*** DATASET CONTENT ***

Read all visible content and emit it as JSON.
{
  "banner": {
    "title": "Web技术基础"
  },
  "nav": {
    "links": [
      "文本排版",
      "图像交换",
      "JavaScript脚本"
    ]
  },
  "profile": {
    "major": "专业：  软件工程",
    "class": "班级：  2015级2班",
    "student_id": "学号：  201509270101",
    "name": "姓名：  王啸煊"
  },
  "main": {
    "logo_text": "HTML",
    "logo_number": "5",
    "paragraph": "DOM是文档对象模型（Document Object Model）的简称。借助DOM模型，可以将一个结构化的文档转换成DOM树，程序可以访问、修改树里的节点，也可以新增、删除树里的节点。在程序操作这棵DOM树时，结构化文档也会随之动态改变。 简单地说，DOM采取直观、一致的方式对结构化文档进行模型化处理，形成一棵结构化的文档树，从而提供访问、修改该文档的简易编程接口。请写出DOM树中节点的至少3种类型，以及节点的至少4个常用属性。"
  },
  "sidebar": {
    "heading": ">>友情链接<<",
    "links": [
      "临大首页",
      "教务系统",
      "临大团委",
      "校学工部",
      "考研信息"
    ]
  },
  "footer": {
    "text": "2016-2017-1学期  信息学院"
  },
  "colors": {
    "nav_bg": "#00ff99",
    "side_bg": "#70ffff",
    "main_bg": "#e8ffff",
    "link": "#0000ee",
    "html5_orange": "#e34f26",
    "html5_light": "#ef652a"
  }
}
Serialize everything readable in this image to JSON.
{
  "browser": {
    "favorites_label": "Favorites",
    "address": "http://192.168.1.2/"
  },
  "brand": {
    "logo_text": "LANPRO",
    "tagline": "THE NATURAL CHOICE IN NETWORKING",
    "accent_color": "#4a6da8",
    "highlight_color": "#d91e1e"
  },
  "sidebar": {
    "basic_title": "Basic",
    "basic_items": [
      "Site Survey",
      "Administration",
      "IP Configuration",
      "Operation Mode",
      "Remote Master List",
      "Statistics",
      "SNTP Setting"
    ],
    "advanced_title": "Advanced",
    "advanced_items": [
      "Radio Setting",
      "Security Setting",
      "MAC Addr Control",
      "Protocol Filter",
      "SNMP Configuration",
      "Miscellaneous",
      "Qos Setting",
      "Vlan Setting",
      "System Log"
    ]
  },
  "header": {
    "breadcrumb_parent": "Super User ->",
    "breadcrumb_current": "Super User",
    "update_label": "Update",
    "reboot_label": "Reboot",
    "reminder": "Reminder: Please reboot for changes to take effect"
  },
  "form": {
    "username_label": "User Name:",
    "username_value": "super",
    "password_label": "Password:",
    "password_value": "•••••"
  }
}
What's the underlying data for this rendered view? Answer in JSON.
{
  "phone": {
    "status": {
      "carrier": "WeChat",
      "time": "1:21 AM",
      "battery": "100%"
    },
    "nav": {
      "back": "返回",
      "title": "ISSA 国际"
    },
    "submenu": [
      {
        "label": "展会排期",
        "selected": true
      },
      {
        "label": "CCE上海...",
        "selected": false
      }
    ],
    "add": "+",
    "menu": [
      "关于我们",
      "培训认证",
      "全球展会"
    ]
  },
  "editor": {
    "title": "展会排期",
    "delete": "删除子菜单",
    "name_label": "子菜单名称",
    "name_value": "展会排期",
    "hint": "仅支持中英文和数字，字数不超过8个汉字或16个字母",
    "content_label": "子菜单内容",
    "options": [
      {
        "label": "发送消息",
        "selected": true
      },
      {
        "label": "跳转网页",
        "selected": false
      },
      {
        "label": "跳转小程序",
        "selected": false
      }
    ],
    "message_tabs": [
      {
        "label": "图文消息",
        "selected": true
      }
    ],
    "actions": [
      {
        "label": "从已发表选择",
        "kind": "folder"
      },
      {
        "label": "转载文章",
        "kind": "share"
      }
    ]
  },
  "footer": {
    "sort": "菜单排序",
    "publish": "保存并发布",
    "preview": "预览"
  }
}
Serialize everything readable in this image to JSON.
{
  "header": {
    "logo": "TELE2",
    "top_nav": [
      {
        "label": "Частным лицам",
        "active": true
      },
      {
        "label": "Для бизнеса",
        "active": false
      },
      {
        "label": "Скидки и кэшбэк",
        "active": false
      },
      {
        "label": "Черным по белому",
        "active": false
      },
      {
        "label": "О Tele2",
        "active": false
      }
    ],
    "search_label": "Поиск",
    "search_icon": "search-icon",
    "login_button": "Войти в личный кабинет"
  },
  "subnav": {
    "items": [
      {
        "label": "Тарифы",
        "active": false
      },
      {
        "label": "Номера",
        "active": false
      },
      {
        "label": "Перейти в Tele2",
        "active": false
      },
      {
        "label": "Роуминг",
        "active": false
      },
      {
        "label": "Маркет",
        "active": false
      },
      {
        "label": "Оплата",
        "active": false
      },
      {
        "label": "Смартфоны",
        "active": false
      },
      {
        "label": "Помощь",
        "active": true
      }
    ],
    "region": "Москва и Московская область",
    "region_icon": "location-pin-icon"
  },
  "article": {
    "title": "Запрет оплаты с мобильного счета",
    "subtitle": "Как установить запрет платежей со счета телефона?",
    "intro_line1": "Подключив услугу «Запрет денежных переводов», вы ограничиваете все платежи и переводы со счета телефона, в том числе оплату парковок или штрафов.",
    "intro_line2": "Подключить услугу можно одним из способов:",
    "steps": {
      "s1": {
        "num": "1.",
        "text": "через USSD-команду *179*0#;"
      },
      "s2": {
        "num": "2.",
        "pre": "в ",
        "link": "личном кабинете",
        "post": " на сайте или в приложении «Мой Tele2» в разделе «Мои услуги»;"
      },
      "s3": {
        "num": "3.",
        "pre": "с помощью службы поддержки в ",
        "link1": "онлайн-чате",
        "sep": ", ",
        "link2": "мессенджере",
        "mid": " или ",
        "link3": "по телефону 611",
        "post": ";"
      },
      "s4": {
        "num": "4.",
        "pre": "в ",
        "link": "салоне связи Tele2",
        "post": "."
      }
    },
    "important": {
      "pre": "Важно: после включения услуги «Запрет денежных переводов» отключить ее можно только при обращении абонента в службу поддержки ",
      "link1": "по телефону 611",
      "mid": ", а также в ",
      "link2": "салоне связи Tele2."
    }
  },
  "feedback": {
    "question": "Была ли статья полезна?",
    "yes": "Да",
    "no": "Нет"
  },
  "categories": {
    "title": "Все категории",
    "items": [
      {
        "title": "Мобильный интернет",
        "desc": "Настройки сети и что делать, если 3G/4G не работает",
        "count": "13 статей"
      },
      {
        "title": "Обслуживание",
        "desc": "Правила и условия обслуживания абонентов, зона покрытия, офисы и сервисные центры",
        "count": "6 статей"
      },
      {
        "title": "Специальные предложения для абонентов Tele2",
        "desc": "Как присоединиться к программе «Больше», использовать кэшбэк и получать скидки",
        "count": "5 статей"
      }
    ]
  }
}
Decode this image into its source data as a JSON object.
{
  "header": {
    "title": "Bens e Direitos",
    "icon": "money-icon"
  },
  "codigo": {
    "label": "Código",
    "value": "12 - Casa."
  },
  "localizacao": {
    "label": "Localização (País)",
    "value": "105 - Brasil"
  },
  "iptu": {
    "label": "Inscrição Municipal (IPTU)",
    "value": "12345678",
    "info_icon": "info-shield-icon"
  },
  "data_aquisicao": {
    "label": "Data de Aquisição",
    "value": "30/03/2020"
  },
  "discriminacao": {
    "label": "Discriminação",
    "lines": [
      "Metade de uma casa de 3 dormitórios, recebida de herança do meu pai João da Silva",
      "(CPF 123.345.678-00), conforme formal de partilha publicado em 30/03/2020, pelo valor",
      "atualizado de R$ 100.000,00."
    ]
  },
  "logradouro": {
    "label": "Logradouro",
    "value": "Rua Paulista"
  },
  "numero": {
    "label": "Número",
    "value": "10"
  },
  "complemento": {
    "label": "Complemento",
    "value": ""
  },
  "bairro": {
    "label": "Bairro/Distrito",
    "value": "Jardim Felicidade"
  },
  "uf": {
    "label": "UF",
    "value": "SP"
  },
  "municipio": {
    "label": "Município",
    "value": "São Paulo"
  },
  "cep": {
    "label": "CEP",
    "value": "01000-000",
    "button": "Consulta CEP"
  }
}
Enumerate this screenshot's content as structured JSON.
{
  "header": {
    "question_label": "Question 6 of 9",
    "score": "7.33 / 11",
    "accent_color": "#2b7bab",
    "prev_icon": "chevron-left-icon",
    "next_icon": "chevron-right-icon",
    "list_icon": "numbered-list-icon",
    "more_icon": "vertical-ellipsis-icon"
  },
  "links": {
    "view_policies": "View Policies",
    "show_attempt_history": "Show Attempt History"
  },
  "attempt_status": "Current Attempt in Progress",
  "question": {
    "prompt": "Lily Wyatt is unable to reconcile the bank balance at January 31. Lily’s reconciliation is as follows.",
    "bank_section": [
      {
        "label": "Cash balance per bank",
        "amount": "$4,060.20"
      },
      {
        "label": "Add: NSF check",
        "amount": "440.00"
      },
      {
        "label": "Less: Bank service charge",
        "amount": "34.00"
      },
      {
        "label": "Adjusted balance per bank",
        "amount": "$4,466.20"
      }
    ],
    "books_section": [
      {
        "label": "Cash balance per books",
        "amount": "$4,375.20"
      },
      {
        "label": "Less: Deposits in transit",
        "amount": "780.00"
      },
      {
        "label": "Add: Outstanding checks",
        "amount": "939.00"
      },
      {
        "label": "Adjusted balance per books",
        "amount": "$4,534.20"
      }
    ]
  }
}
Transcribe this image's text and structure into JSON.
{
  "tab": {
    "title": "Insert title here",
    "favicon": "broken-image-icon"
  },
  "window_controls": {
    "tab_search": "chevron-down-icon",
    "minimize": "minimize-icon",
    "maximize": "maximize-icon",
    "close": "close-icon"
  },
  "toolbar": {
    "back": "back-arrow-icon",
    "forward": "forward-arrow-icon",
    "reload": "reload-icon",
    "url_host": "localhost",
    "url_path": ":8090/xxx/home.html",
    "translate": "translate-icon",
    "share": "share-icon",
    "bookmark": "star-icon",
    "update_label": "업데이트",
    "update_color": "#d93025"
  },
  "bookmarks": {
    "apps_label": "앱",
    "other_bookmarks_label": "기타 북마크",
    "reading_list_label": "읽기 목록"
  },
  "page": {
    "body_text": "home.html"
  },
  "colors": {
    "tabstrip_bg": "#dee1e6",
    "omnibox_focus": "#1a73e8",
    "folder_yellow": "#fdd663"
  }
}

***

• [EXERCISE]: Give back the lines above exactly, from the one with "Transcribe this image's" through the last line.

• [WRITTEN ANSWER]:
Transcribe this image's text and structure into JSON.
{
  "tab": {
    "title": "Insert title here",
    "favicon": "broken-image-icon"
  },
  "window_controls": {
    "tab_search": "chevron-down-icon",
    "minimize": "minimize-icon",
    "maximize": "maximize-icon",
    "close": "close-icon"
  },
  "toolbar": {
    "back": "back-arrow-icon",
    "forward": "forward-arrow-icon",
    "reload": "reload-icon",
    "url_host": "localhost",
    "url_path": ":8090/xxx/home.html",
    "translate": "translate-icon",
    "share": "share-icon",
    "bookmark": "star-icon",
    "update_label": "업데이트",
    "update_color": "#d93025"
  },
  "bookmarks": {
    "apps_label": "앱",
    "other_bookmarks_label": "기타 북마크",
    "reading_list_label": "읽기 목록"
  },
  "page": {
    "body_text": "home.html"
  },
  "colors": {
    "tabstrip_bg": "#dee1e6",
    "omnibox_focus": "#1a73e8",
    "folder_yellow": "#fdd663"
  }
}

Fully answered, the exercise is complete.